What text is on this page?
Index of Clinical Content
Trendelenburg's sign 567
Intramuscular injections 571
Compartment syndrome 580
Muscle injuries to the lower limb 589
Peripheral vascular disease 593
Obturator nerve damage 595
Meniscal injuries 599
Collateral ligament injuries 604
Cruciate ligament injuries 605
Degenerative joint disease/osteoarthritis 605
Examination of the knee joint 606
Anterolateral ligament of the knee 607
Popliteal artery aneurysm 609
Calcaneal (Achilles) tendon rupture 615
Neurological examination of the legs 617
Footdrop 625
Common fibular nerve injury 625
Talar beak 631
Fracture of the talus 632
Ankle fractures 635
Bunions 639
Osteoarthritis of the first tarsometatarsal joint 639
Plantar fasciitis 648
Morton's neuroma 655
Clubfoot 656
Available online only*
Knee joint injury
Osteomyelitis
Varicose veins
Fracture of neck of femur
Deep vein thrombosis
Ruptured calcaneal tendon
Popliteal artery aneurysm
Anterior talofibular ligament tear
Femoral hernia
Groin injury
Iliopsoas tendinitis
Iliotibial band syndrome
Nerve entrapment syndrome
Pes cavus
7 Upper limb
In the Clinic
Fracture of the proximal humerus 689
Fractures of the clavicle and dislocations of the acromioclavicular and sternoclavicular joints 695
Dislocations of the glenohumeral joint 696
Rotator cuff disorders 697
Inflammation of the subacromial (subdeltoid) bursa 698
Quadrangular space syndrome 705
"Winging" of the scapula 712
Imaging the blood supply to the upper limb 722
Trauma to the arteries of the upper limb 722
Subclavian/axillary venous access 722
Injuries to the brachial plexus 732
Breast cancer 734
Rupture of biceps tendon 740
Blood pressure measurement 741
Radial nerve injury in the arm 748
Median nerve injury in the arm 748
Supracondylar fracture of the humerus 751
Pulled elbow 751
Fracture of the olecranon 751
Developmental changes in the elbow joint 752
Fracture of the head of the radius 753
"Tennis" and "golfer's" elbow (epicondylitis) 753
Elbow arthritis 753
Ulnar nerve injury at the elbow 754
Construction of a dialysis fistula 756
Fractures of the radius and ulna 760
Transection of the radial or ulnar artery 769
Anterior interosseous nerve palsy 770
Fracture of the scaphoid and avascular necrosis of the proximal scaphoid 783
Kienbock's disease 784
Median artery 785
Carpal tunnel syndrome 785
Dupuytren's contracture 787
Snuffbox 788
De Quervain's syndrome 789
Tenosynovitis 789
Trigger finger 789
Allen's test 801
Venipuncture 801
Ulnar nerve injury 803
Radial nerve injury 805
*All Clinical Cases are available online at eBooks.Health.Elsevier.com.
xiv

_ _ _ _ _

## Directions:
From the listing above, extract all records word for word.

## Task answer:
What text is on this page?
Index of Clinical Content
Trendelenburg's sign 567
Intramuscular injections 571
Compartment syndrome 580
Muscle injuries to the lower limb 589
Peripheral vascular disease 593
Obturator nerve damage 595
Meniscal injuries 599
Collateral ligament injuries 604
Cruciate ligament injuries 605
Degenerative joint disease/osteoarthritis 605
Examination of the knee joint 606
Anterolateral ligament of the knee 607
Popliteal artery aneurysm 609
Calcaneal (Achilles) tendon rupture 615
Neurological examination of the legs 617
Footdrop 625
Common fibular nerve injury 625
Talar beak 631
Fracture of the talus 632
Ankle fractures 635
Bunions 639
Osteoarthritis of the first tarsometatarsal joint 639
Plantar fasciitis 648
Morton's neuroma 655
Clubfoot 656
Available online only*
Knee joint injury
Osteomyelitis
Varicose veins
Fracture of neck of femur
Deep vein thrombosis
Ruptured calcaneal tendon
Popliteal artery aneurysm
Anterior talofibular ligament tear
Femoral hernia
Groin injury
Iliopsoas tendinitis
Iliotibial band syndrome
Nerve entrapment syndrome
Pes cavus
7 Upper limb
In the Clinic
Fracture of the proximal humerus 689
Fractures of the clavicle and dislocations of the acromioclavicular and sternoclavicular joints 695
Dislocations of the glenohumeral joint 696
Rotator cuff disorders 697
Inflammation of the subacromial (subdeltoid) bursa 698
Quadrangular space syndrome 705
"Winging" of the scapula 712
Imaging the blood supply to the upper limb 722
Trauma to the arteries of the upper limb 722
Subclavian/axillary venous access 722
Injuries to the brachial plexus 732
Breast cancer 734
Rupture of biceps tendon 740
Blood pressure measurement 741
Radial nerve injury in the arm 748
Median nerve injury in the arm 748
Supracondylar fracture of the humerus 751
Pulled elbow 751
Fracture of the olecranon 751
Developmental changes in the elbow joint 752
Fracture of the head of the radius 753
"Tennis" and "golfer's" elbow (epicondylitis) 753
Elbow arthritis 753
Ulnar nerve injury at the elbow 754
Construction of a dialysis fistula 756
Fractures of the radius and ulna 760
Transection of the radial or ulnar artery 769
Anterior interosseous nerve palsy 770
Fracture of the scaphoid and avascular necrosis of the proximal scaphoid 783
Kienbock's disease 784
Median artery 785
Carpal tunnel syndrome 785
Dupuytren's contracture 787
Snuffbox 788
De Quervain's syndrome 789
Tenosynovitis 789
Trigger finger 789
Allen's test 801
Venipuncture 801
Ulnar nerve injury 803
Radial nerve injury 805
*All Clinical Cases are available online at eBooks.Health.Elsevier.com.
xiv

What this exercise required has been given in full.